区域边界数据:
==============================

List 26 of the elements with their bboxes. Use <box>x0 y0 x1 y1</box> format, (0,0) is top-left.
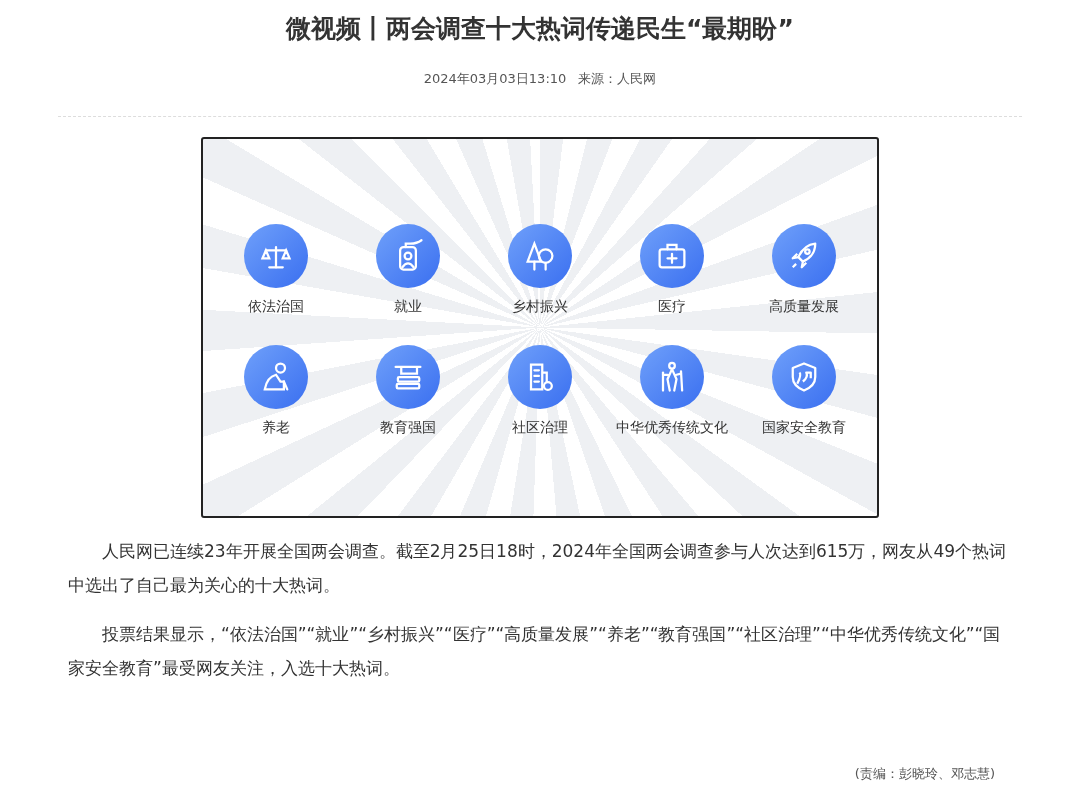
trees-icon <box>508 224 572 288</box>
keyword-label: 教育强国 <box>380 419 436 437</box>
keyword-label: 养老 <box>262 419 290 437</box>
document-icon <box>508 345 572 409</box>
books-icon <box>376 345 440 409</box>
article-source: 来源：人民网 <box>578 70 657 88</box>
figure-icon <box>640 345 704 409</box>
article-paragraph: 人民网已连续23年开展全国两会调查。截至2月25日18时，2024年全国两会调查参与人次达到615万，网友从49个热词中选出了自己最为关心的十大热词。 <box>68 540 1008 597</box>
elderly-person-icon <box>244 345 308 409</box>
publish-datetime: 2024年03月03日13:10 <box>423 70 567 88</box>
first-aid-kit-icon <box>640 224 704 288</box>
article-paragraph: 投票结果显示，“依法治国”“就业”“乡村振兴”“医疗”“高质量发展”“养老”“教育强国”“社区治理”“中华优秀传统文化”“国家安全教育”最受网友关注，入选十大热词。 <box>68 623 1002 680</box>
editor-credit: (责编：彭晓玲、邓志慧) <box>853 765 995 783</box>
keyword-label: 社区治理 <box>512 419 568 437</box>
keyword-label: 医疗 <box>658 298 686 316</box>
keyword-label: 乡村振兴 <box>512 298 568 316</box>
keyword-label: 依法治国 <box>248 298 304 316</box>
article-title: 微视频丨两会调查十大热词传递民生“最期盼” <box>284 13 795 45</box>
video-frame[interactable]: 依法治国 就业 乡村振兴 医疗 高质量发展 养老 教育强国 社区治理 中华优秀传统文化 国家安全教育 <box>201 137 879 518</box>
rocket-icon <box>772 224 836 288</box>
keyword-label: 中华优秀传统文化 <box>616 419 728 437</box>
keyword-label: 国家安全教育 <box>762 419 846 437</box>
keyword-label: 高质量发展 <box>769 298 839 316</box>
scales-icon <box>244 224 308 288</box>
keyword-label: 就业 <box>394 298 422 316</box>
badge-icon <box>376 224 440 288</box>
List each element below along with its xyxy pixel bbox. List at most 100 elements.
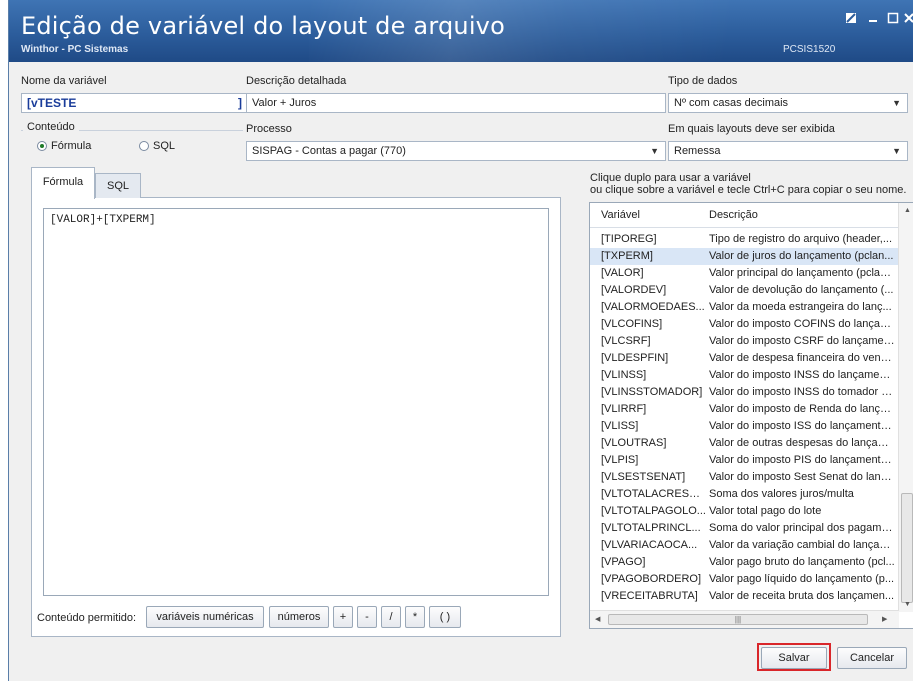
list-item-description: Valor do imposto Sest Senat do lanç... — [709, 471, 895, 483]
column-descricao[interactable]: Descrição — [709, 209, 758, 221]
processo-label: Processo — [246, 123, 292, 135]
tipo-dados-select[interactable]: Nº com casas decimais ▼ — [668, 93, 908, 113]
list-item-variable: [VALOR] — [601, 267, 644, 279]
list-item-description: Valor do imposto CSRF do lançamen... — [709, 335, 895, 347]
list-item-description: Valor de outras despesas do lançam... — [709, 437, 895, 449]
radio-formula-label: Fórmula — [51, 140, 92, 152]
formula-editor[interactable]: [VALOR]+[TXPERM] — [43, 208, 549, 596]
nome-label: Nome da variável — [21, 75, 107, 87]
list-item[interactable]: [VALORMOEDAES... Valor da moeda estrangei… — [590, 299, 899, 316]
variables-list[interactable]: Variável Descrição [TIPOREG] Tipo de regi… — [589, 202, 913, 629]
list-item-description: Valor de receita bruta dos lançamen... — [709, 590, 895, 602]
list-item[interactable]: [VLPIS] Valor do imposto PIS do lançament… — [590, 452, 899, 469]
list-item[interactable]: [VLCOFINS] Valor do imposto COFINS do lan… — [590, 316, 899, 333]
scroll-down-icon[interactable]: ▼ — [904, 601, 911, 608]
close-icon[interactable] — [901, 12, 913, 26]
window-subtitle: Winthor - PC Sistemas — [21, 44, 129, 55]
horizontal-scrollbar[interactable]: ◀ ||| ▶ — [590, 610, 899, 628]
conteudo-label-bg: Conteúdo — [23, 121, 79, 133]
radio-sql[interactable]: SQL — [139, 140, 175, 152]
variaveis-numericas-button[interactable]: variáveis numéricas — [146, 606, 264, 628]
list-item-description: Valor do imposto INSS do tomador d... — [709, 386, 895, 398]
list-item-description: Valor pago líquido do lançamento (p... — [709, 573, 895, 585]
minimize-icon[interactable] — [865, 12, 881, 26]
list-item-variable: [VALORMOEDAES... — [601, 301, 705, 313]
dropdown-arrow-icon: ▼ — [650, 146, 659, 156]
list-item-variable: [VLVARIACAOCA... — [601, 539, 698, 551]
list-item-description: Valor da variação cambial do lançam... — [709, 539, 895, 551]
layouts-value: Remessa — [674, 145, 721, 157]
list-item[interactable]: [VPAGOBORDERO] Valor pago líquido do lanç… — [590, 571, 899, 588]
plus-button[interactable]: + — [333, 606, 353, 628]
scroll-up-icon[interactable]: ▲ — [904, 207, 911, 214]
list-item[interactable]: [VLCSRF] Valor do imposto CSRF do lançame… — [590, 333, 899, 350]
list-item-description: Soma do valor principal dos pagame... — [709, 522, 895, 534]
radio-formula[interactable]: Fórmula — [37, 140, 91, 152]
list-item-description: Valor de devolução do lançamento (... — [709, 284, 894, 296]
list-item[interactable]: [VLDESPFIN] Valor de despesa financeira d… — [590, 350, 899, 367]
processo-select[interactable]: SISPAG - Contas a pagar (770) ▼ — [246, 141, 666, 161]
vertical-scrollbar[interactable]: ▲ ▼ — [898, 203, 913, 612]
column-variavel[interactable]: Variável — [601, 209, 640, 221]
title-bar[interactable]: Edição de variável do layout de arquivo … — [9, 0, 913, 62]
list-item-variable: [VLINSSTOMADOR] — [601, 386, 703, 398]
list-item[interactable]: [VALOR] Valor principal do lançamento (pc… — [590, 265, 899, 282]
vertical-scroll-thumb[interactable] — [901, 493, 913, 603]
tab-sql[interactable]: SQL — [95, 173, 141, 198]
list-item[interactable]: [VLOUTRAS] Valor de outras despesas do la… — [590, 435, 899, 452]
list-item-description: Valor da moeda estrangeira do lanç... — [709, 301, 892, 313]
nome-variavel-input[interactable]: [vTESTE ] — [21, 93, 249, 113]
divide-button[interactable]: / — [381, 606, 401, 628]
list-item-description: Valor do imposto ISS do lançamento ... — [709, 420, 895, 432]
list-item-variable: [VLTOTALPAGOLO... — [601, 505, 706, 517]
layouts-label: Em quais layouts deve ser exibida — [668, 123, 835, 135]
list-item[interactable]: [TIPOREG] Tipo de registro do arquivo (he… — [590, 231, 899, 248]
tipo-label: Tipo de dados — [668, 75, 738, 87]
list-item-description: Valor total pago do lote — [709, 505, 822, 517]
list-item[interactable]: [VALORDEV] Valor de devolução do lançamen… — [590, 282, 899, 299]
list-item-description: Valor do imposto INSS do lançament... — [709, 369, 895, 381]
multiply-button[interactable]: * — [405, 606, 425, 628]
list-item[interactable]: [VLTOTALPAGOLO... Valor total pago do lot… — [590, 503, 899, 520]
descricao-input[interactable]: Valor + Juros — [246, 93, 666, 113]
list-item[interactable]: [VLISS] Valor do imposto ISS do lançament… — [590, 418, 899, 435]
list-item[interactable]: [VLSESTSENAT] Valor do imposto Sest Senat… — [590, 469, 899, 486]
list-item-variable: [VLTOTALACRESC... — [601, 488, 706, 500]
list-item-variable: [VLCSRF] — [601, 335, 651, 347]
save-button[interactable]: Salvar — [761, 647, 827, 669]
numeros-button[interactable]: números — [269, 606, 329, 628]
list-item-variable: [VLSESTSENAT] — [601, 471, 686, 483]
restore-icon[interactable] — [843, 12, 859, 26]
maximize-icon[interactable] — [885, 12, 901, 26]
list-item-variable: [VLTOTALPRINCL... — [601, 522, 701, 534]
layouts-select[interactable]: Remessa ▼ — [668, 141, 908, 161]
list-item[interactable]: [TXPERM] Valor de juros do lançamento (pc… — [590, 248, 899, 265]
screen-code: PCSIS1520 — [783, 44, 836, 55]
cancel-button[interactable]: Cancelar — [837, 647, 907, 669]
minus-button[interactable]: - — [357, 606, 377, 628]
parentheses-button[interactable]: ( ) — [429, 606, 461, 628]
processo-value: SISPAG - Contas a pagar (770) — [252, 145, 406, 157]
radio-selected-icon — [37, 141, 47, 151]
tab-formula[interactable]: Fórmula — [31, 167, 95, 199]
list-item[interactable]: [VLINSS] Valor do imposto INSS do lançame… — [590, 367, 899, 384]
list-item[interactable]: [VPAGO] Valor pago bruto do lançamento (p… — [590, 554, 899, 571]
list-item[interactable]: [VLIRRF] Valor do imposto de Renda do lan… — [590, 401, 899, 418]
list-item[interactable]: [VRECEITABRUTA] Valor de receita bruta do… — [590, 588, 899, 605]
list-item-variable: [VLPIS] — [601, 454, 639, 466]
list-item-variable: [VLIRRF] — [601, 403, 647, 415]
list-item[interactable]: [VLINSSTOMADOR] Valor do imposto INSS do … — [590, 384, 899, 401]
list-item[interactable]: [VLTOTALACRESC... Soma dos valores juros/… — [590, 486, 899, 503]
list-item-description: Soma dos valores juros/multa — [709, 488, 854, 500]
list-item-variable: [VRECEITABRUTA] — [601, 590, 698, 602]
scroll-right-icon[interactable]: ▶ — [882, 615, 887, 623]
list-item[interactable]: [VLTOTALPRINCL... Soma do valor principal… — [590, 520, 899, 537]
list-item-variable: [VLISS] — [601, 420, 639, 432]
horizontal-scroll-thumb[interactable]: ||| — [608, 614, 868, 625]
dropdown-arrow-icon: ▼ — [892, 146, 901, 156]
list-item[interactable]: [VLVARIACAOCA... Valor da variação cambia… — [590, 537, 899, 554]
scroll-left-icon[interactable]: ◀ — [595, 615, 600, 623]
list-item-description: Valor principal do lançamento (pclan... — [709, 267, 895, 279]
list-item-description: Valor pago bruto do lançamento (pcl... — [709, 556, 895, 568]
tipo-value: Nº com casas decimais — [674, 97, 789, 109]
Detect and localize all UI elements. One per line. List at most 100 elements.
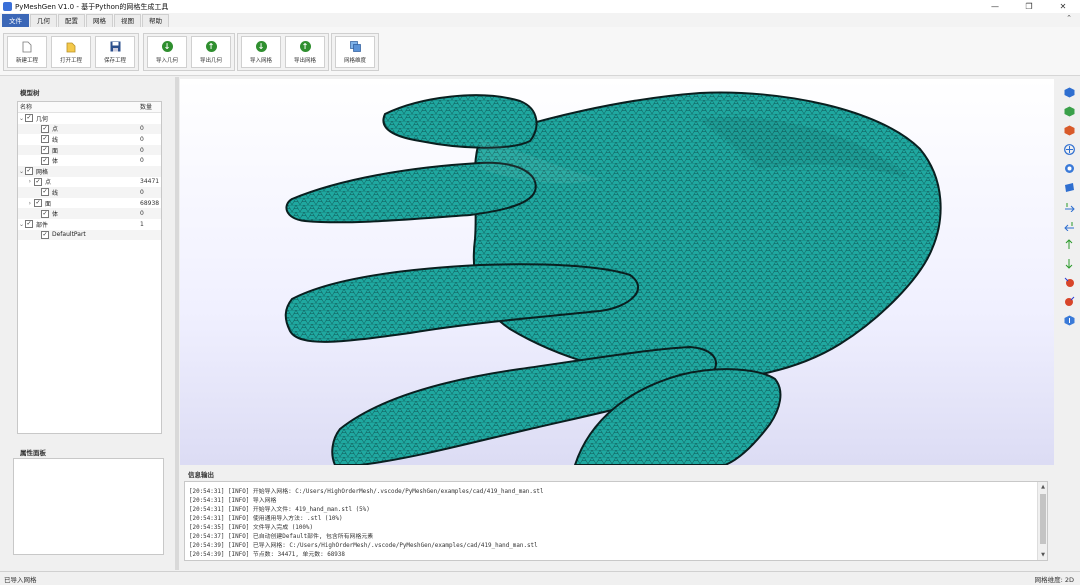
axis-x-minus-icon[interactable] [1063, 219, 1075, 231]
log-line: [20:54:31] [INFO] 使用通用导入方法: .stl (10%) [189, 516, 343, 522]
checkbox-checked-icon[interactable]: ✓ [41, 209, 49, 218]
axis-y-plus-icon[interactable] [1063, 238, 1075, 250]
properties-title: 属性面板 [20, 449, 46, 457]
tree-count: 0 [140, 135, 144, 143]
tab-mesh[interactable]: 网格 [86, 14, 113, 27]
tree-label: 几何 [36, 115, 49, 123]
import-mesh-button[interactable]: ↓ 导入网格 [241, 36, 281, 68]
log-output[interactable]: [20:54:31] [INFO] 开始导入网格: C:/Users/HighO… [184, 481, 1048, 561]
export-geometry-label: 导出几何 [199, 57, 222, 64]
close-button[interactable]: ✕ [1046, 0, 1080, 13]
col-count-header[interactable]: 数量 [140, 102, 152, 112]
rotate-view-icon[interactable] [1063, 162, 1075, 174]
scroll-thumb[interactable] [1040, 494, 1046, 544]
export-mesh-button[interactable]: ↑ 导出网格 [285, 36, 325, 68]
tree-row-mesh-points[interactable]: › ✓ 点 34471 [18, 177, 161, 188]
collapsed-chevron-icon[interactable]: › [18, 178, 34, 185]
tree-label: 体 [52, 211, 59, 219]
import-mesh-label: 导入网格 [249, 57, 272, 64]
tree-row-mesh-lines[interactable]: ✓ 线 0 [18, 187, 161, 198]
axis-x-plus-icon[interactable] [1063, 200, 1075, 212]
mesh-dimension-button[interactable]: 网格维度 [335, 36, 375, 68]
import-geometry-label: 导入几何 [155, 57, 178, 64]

==============================

#### 任务说明
找出记录中含有字符串“Soma”的每一行，完整抄录报告，区分大小写。

#### 回答如下
list-item-description: Soma do valor principal dos pagame... — [709, 522, 895, 534]
list-item[interactable]: [VLTOTALACRESC... Soma dos valores juros/… — [590, 486, 899, 503]
list-item-description: Soma dos valores juros/multa — [709, 488, 854, 500]
list-item[interactable]: [VLTOTALPRINCL... Soma do valor principal… — [590, 520, 899, 537]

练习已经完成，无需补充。